What to do: Print the data exactly as it is given, please.

Input data:
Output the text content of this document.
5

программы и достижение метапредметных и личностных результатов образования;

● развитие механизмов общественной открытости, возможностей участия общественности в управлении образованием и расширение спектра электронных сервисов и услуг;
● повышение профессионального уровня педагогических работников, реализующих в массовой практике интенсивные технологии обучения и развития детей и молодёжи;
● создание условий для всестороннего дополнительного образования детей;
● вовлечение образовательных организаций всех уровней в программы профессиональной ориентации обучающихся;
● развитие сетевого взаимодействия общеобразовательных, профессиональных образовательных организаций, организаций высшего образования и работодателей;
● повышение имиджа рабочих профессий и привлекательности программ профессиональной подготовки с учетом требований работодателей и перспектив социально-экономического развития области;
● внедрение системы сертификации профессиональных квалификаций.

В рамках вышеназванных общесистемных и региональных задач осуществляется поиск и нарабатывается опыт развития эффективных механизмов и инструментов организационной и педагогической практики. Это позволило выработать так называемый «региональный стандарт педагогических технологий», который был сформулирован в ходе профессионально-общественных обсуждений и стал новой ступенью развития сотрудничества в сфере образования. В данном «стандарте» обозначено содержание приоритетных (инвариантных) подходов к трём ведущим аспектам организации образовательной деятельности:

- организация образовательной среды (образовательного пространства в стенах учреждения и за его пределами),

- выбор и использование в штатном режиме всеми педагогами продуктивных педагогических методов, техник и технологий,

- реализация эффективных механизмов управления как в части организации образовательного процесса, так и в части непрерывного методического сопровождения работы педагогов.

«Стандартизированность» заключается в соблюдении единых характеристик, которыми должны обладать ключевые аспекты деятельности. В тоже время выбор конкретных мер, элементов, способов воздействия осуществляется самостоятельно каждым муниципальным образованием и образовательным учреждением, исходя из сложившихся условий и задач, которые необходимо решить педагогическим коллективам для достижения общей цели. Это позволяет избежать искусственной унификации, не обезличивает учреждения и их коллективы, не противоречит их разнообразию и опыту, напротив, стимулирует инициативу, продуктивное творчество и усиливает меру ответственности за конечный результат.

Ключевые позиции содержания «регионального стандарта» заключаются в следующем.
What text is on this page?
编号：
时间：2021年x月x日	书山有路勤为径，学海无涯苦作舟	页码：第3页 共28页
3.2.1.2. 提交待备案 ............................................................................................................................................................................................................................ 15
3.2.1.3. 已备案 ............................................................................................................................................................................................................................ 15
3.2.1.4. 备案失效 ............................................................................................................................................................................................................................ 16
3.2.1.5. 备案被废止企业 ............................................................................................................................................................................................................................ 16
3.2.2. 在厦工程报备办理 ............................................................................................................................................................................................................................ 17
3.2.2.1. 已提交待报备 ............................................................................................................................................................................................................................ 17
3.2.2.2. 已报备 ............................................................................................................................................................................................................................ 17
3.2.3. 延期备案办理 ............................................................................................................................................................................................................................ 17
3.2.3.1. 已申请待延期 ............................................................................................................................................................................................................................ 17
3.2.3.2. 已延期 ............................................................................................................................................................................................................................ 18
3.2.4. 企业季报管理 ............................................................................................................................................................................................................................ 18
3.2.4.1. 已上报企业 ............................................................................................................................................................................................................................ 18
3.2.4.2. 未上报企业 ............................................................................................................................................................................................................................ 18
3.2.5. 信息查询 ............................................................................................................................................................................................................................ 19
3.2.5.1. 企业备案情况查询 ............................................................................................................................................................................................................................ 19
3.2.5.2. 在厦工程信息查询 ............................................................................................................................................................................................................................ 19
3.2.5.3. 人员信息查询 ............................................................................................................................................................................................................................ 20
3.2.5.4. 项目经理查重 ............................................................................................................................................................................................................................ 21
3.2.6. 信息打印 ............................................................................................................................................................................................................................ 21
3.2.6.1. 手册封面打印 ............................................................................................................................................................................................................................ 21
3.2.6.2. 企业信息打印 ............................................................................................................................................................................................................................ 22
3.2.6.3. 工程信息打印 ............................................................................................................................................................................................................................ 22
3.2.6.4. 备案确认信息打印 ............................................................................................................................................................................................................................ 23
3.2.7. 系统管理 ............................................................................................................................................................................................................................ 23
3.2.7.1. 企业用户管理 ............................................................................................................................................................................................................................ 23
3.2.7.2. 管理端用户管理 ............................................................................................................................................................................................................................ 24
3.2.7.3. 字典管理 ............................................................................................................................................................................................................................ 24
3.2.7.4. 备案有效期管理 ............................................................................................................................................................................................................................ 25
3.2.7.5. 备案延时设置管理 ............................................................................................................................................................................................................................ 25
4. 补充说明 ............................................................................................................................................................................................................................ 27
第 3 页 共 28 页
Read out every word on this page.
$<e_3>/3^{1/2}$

Worked solution:
Output the text content of this document.
5

программы и достижение метапредметных и личностных результатов образования;

● развитие механизмов общественной открытости, возможностей участия общественности в управлении образованием и расширение спектра электронных сервисов и услуг;
● повышение профессионального уровня педагогических работников, реализующих в массовой практике интенсивные технологии обучения и развития детей и молодёжи;
● создание условий для всестороннего дополнительного образования детей;
● вовлечение образовательных организаций всех уровней в программы профессиональной ориентации обучающихся;
● развитие сетевого взаимодействия общеобразовательных, профессиональных образовательных организаций, организаций высшего образования и работодателей;
● повышение имиджа рабочих профессий и привлекательности программ профессиональной подготовки с учетом требований работодателей и перспектив социально-экономического развития области;
● внедрение системы сертификации профессиональных квалификаций.

В рамках вышеназванных общесистемных и региональных задач осуществляется поиск и нарабатывается опыт развития эффективных механизмов и инструментов организационной и педагогической практики. Это позволило выработать так называемый «региональный стандарт педагогических технологий», который был сформулирован в ходе профессионально-общественных обсуждений и стал новой ступенью развития сотрудничества в сфере образования. В данном «стандарте» обозначено содержание приоритетных (инвариантных) подходов к трём ведущим аспектам организации образовательной деятельности:

- организация образовательной среды (образовательного пространства в стенах учреждения и за его пределами),

- выбор и использование в штатном режиме всеми педагогами продуктивных педагогических методов, техник и технологий,

- реализация эффективных механизмов управления как в части организации образовательного процесса, так и в части непрерывного методического сопровождения работы педагогов.

«Стандартизированность» заключается в соблюдении единых характеристик, которыми должны обладать ключевые аспекты деятельности. В тоже время выбор конкретных мер, элементов, способов воздействия осуществляется самостоятельно каждым муниципальным образованием и образовательным учреждением, исходя из сложившихся условий и задач, которые необходимо решить педагогическим коллективам для достижения общей цели. Это позволяет избежать искусственной унификации, не обезличивает учреждения и их коллективы, не противоречит их разнообразию и опыту, напротив, стимулирует инициативу, продуктивное творчество и усиливает меру ответственности за конечный результат.

Ключевые позиции содержания «регионального стандарта» заключаются в следующем.
What text is on this page?
编号：
时间：2021年x月x日	书山有路勤为径，学海无涯苦作舟	页码：第3页 共28页
3.2.1.2. 提交待备案 ............................................................................................................................................................................................................................ 15
3.2.1.3. 已备案 ............................................................................................................................................................................................................................ 15
3.2.1.4. 备案失效 ............................................................................................................................................................................................................................ 16
3.2.1.5. 备案被废止企业 ............................................................................................................................................................................................................................ 16
3.2.2. 在厦工程报备办理 ............................................................................................................................................................................................................................ 17
3.2.2.1. 已提交待报备 ............................................................................................................................................................................................................................ 17
3.2.2.2. 已报备 ............................................................................................................................................................................................................................ 17
3.2.3. 延期备案办理 ............................................................................................................................................................................................................................ 17
3.2.3.1. 已申请待延期 ............................................................................................................................................................................................................................ 17
3.2.3.2. 已延期 ............................................................................................................................................................................................................................ 18
3.2.4. 企业季报管理 ............................................................................................................................................................................................................................ 18
3.2.4.1. 已上报企业 ............................................................................................................................................................................................................................ 18
3.2.4.2. 未上报企业 ............................................................................................................................................................................................................................ 18
3.2.5. 信息查询 ............................................................................................................................................................................................................................ 19
3.2.5.1. 企业备案情况查询 ............................................................................................................................................................................................................................ 19
3.2.5.2. 在厦工程信息查询 ............................................................................................................................................................................................................................ 19
3.2.5.3. 人员信息查询 ............................................................................................................................................................................................................................ 20
3.2.5.4. 项目经理查重 ............................................................................................................................................................................................................................ 21
3.2.6. 信息打印 ............................................................................................................................................................................................................................ 21
3.2.6.1. 手册封面打印 ............................................................................................................................................................................................................................ 21
3.2.6.2. 企业信息打印 ............................................................................................................................................................................................................................ 22
3.2.6.3. 工程信息打印 ............................................................................................................................................................................................................................ 22
3.2.6.4. 备案确认信息打印 ............................................................................................................................................................................................................................ 23
3.2.7. 系统管理 ............................................................................................................................................................................................................................ 23
3.2.7.1. 企业用户管理 ............................................................................................................................................................................................................................ 23
3.2.7.2. 管理端用户管理 ............................................................................................................................................................................................................................ 24
3.2.7.3. 字典管理 ............................................................................................................................................................................................................................ 24
3.2.7.4. 备案有效期管理 ............................................................................................................................................................................................................................ 25
3.2.7.5. 备案延时设置管理 ............................................................................................................................................................................................................................ 25
4. 补充说明 ............................................................................................................................................................................................................................ 27
第 3 页 共 28 页
Read out every word on this page.
$<e_3>/3^{1/2}$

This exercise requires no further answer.